■ OBJECTIVE:
Look through the data for the string "this". Copy every line where it is found.

■ SUPPLIED MATERIAL:

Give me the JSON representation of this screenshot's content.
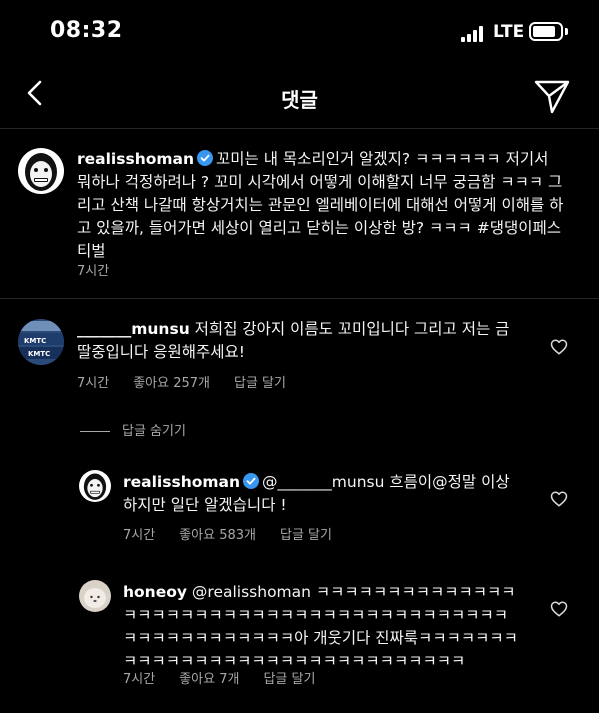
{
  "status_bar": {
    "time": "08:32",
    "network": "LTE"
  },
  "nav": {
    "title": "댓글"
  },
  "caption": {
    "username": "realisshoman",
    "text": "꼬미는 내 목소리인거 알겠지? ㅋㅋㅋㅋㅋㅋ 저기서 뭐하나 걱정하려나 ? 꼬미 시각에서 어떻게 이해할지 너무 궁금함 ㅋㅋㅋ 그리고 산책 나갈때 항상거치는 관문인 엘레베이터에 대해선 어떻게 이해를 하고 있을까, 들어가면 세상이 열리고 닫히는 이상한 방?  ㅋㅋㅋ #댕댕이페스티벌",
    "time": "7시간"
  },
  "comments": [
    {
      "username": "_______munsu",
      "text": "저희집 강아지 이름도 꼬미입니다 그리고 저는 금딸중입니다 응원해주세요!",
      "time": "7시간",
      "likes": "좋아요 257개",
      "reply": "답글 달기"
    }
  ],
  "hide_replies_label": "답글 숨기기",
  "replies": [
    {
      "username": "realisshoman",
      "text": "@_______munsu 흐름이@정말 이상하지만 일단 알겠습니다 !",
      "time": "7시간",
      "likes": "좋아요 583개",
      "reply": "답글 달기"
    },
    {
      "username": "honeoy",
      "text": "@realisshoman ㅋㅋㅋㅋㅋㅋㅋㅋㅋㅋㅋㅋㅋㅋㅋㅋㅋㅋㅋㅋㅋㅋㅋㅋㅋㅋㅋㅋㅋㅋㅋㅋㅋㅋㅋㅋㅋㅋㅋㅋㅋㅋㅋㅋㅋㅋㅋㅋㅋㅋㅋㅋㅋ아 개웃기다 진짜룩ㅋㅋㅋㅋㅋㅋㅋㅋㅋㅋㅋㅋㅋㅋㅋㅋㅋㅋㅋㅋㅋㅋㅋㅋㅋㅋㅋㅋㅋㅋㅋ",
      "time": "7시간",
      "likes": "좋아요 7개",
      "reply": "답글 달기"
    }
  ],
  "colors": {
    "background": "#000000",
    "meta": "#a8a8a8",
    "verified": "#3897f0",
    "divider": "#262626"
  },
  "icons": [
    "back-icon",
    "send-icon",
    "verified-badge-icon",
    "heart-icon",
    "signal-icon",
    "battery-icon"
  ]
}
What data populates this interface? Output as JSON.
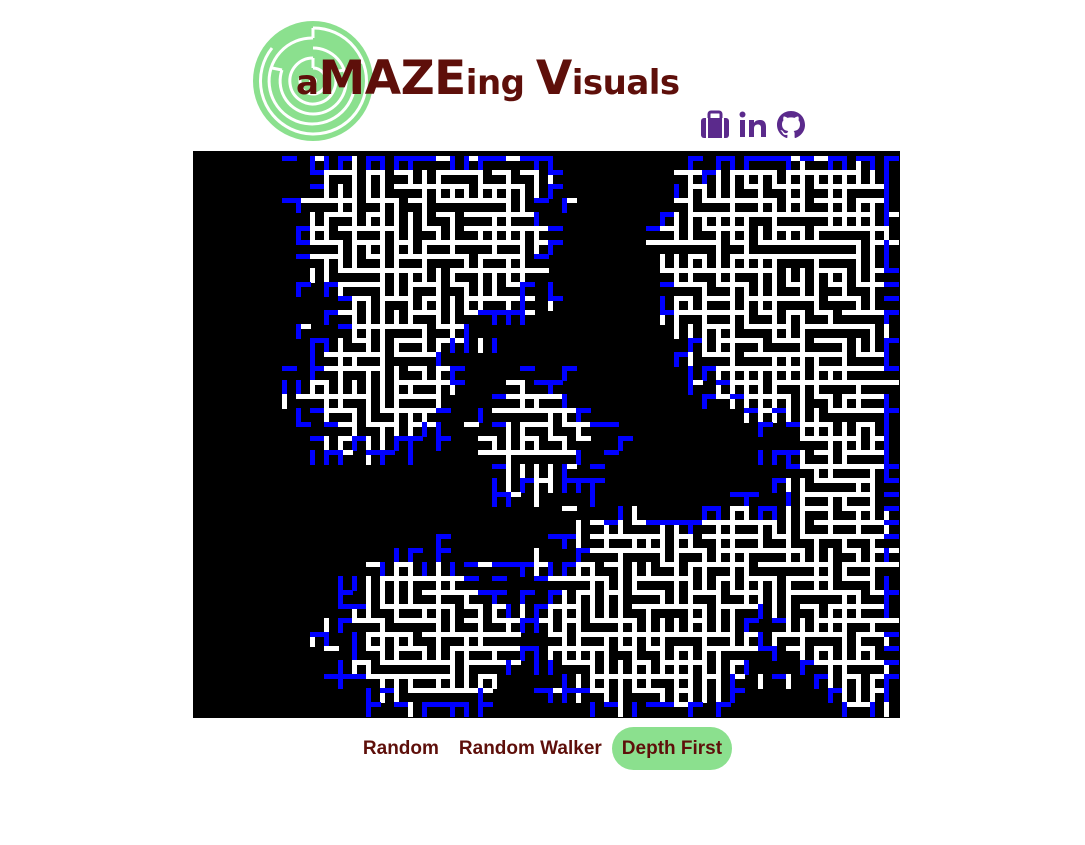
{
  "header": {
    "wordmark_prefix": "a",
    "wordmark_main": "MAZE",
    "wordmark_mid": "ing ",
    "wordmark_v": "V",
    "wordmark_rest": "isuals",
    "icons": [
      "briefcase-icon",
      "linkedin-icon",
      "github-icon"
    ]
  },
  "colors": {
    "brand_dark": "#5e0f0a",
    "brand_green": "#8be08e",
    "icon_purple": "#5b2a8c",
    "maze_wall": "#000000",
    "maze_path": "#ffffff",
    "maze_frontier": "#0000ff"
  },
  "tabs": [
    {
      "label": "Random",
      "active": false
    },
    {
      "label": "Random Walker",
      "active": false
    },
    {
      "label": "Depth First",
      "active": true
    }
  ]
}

■ OUTPUT OF THE EXERCISE:
Give me the JSON representation of this screenshot's content.
What data populates this interface? Output as JSON.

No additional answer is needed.